▶ _Description of the task_
Your task is to print all of the material verbatim.
---------------
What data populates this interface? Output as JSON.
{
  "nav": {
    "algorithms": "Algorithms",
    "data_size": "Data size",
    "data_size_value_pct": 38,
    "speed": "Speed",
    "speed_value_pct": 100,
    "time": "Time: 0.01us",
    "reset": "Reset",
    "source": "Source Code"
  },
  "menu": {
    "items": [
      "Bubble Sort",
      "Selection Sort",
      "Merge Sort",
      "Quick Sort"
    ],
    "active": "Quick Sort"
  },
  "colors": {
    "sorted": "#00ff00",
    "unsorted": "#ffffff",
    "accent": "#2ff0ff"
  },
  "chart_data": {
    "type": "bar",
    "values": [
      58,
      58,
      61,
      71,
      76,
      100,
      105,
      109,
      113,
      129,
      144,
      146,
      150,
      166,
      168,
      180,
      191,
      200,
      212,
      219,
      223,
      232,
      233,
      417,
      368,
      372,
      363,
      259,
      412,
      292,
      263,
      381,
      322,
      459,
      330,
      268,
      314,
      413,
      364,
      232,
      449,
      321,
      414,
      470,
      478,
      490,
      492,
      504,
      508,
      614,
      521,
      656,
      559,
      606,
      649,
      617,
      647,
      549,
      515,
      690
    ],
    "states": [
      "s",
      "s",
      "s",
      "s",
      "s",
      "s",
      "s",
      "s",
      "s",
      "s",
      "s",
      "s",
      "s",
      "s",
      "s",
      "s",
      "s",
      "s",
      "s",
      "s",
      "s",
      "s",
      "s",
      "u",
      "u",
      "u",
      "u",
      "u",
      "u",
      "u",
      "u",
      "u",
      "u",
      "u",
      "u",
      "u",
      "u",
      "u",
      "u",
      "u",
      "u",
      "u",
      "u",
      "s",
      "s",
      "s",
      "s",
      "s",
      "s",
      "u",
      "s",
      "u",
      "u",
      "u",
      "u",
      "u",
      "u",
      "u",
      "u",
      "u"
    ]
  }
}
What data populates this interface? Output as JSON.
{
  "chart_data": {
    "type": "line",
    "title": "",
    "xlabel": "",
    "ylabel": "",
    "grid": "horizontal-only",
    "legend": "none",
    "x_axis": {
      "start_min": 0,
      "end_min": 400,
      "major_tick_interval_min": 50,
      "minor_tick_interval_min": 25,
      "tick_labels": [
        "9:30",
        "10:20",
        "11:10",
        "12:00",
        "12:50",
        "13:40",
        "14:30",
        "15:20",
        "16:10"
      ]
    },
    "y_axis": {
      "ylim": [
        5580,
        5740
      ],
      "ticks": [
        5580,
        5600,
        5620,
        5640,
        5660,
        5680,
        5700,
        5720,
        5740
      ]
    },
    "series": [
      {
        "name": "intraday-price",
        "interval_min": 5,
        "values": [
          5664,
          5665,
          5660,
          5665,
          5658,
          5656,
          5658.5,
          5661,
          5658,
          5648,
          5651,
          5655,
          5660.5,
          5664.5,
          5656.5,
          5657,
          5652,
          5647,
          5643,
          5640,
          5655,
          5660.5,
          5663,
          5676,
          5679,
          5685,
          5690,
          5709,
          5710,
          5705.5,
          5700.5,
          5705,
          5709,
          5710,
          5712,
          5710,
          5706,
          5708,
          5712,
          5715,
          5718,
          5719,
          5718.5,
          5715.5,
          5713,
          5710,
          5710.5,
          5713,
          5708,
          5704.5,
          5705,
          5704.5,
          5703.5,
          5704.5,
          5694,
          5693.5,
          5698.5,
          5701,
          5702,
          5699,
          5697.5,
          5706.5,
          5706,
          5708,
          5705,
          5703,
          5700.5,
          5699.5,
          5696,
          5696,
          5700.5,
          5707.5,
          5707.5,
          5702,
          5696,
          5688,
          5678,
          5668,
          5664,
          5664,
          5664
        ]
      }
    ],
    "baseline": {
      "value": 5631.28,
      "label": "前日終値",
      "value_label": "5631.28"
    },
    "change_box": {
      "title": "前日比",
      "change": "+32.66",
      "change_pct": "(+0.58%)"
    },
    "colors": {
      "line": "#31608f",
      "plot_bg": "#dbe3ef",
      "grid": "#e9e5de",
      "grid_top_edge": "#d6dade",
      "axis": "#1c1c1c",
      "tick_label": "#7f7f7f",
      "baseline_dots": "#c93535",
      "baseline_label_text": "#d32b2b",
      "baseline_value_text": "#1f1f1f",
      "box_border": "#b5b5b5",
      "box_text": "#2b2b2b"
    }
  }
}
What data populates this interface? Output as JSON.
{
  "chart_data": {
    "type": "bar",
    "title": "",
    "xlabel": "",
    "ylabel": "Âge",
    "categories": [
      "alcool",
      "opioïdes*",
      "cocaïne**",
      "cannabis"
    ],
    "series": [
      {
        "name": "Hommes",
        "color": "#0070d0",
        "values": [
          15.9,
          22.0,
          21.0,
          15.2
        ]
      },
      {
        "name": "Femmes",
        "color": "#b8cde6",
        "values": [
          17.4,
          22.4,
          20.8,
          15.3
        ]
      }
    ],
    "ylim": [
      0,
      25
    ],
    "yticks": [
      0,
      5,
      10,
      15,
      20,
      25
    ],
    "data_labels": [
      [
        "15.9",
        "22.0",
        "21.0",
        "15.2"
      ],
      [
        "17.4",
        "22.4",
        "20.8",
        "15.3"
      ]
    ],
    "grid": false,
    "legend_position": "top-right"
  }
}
---------------
▶ _The reply_
What data populates this interface? Output as JSON.
{
  "nav": {
    "algorithms": "Algorithms",
    "data_size": "Data size",
    "data_size_value_pct": 38,
    "speed": "Speed",
    "speed_value_pct": 100,
    "time": "Time: 0.01us",
    "reset": "Reset",
    "source": "Source Code"
  },
  "menu": {
    "items": [
      "Bubble Sort",
      "Selection Sort",
      "Merge Sort",
      "Quick Sort"
    ],
    "active": "Quick Sort"
  },
  "colors": {
    "sorted": "#00ff00",
    "unsorted": "#ffffff",
    "accent": "#2ff0ff"
  },
  "chart_data": {
    "type": "bar",
    "values": [
      58,
      58,
      61,
      71,
      76,
      100,
      105,
      109,
      113,
      129,
      144,
      146,
      150,
      166,
      168,
      180,
      191,
      200,
      212,
      219,
      223,
      232,
      233,
      417,
      368,
      372,
      363,
      259,
      412,
      292,
      263,
      381,
      322,
      459,
      330,
      268,
      314,
      413,
      364,
      232,
      449,
      321,
      414,
      470,
      478,
      490,
      492,
      504,
      508,
      614,
      521,
      656,
      559,
      606,
      649,
      617,
      647,
      549,
      515,
      690
    ],
    "states": [
      "s",
      "s",
      "s",
      "s",
      "s",
      "s",
      "s",
      "s",
      "s",
      "s",
      "s",
      "s",
      "s",
      "s",
      "s",
      "s",
      "s",
      "s",
      "s",
      "s",
      "s",
      "s",
      "s",
      "u",
      "u",
      "u",
      "u",
      "u",
      "u",
      "u",
      "u",
      "u",
      "u",
      "u",
      "u",
      "u",
      "u",
      "u",
      "u",
      "u",
      "u",
      "u",
      "u",
      "s",
      "s",
      "s",
      "s",
      "s",
      "s",
      "u",
      "s",
      "u",
      "u",
      "u",
      "u",
      "u",
      "u",
      "u",
      "u",
      "u"
    ]
  }
}
What data populates this interface? Output as JSON.
{
  "chart_data": {
    "type": "line",
    "title": "",
    "xlabel": "",
    "ylabel": "",
    "grid": "horizontal-only",
    "legend": "none",
    "x_axis": {
      "start_min": 0,
      "end_min": 400,
      "major_tick_interval_min": 50,
      "minor_tick_interval_min": 25,
      "tick_labels": [
        "9:30",
        "10:20",
        "11:10",
        "12:00",
        "12:50",
        "13:40",
        "14:30",
        "15:20",
        "16:10"
      ]
    },
    "y_axis": {
      "ylim": [
        5580,
        5740
      ],
      "ticks": [
        5580,
        5600,
        5620,
        5640,
        5660,
        5680,
        5700,
        5720,
        5740
      ]
    },
    "series": [
      {
        "name": "intraday-price",
        "interval_min": 5,
        "values": [
          5664,
          5665,
          5660,
          5665,
          5658,
          5656,
          5658.5,
          5661,
          5658,
          5648,
          5651,
          5655,
          5660.5,
          5664.5,
          5656.5,
          5657,
          5652,
          5647,
          5643,
          5640,
          5655,
          5660.5,
          5663,
          5676,
          5679,
          5685,
          5690,
          5709,
          5710,
          5705.5,
          5700.5,
          5705,
          5709,
          5710,
          5712,
          5710,
          5706,
          5708,
          5712,
          5715,
          5718,
          5719,
          5718.5,
          5715.5,
          5713,
          5710,
          5710.5,
          5713,
          5708,
          5704.5,
          5705,
          5704.5,
          5703.5,
          5704.5,
          5694,
          5693.5,
          5698.5,
          5701,
          5702,
          5699,
          5697.5,
          5706.5,
          5706,
          5708,
          5705,
          5703,
          5700.5,
          5699.5,
          5696,
          5696,
          5700.5,
          5707.5,
          5707.5,
          5702,
          5696,
          5688,
          5678,
          5668,
          5664,
          5664,
          5664
        ]
      }
    ],
    "baseline": {
      "value": 5631.28,
      "label": "前日終値",
      "value_label": "5631.28"
    },
    "change_box": {
      "title": "前日比",
      "change": "+32.66",
      "change_pct": "(+0.58%)"
    },
    "colors": {
      "line": "#31608f",
      "plot_bg": "#dbe3ef",
      "grid": "#e9e5de",
      "grid_top_edge": "#d6dade",
      "axis": "#1c1c1c",
      "tick_label": "#7f7f7f",
      "baseline_dots": "#c93535",
      "baseline_label_text": "#d32b2b",
      "baseline_value_text": "#1f1f1f",
      "box_border": "#b5b5b5",
      "box_text": "#2b2b2b"
    }
  }
}
What data populates this interface? Output as JSON.
{
  "chart_data": {
    "type": "bar",
    "title": "",
    "xlabel": "",
    "ylabel": "Âge",
    "categories": [
      "alcool",
      "opioïdes*",
      "cocaïne**",
      "cannabis"
    ],
    "series": [
      {
        "name": "Hommes",
        "color": "#0070d0",
        "values": [
          15.9,
          22.0,
          21.0,
          15.2
        ]
      },
      {
        "name": "Femmes",
        "color": "#b8cde6",
        "values": [
          17.4,
          22.4,
          20.8,
          15.3
        ]
      }
    ],
    "ylim": [
      0,
      25
    ],
    "yticks": [
      0,
      5,
      10,
      15,
      20,
      25
    ],
    "data_labels": [
      [
        "15.9",
        "22.0",
        "21.0",
        "15.2"
      ],
      [
        "17.4",
        "22.4",
        "20.8",
        "15.3"
      ]
    ],
    "grid": false,
    "legend_position": "top-right"
  }
}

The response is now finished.